## Short task
Copy every line of the data that contains the string "Journée".

## Data shown
◆ ◆ ◆ ◆
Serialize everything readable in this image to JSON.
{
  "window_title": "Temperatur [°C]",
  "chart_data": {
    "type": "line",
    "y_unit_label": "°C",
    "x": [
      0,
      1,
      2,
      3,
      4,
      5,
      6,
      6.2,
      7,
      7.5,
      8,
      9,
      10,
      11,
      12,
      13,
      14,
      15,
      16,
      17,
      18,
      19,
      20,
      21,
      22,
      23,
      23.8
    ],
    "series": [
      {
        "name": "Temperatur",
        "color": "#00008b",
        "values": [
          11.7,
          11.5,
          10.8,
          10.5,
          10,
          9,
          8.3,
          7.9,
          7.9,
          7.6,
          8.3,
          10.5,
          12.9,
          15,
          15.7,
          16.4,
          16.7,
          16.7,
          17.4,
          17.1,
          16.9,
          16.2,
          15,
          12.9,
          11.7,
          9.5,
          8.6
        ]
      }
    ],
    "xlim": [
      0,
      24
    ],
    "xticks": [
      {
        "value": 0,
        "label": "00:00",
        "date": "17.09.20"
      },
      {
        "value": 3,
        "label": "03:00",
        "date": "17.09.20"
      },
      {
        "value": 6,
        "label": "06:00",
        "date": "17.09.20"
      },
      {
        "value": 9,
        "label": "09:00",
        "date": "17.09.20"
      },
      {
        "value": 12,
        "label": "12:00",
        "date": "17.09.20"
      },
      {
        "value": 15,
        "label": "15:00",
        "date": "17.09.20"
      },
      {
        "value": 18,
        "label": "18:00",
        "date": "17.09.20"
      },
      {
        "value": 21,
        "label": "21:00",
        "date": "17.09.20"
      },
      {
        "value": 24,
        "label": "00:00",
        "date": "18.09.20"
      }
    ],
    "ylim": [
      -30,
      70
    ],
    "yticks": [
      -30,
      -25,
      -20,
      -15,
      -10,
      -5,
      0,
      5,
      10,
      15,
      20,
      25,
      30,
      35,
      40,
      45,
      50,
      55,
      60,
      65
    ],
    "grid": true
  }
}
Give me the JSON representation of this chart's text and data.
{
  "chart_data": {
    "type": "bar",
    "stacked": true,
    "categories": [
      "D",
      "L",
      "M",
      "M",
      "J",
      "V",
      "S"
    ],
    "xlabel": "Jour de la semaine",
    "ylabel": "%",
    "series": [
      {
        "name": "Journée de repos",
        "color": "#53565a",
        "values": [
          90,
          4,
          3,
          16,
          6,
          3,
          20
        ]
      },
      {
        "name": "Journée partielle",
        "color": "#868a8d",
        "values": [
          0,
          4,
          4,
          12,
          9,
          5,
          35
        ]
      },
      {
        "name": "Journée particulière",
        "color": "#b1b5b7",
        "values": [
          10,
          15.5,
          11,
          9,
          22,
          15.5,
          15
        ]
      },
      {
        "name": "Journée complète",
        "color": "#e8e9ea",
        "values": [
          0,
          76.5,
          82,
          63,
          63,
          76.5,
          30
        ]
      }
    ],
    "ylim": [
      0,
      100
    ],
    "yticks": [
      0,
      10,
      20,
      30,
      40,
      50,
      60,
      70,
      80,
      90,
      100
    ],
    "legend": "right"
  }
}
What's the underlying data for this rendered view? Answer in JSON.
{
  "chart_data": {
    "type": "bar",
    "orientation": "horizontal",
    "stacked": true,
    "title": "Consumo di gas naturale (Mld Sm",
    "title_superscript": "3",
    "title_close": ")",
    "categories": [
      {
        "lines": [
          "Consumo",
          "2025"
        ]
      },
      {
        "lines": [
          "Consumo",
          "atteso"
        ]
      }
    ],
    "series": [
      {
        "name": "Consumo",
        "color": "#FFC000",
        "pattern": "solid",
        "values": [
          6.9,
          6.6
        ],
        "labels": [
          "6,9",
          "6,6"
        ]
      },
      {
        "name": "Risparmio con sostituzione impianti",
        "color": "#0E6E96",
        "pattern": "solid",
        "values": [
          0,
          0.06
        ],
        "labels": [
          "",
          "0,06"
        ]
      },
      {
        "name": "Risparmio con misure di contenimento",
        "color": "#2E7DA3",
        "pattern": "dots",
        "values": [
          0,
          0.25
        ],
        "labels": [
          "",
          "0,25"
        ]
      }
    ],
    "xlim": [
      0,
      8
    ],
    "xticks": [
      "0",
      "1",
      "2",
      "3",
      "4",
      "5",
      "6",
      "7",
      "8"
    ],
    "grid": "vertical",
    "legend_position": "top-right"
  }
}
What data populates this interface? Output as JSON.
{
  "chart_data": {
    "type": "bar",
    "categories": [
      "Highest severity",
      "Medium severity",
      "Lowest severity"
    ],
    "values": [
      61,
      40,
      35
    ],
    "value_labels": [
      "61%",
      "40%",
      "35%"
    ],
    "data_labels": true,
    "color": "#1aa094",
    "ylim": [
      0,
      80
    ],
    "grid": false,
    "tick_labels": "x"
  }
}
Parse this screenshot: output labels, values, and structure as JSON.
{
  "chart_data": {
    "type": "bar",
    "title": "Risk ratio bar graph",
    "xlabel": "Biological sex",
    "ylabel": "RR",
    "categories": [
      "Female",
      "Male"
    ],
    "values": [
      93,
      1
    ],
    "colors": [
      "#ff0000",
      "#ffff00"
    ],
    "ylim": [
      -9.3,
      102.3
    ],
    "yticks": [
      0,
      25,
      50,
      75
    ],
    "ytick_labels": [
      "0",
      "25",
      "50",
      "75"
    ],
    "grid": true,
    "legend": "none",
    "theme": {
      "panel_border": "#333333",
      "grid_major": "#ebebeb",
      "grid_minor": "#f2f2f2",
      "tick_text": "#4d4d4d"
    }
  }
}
◆ ◆ ◆ ◆
## Solved exercise
        "name": "Journée de repos",
        "name": "Journée partielle",
        "name": "Journée particulière",
        "name": "Journée complète",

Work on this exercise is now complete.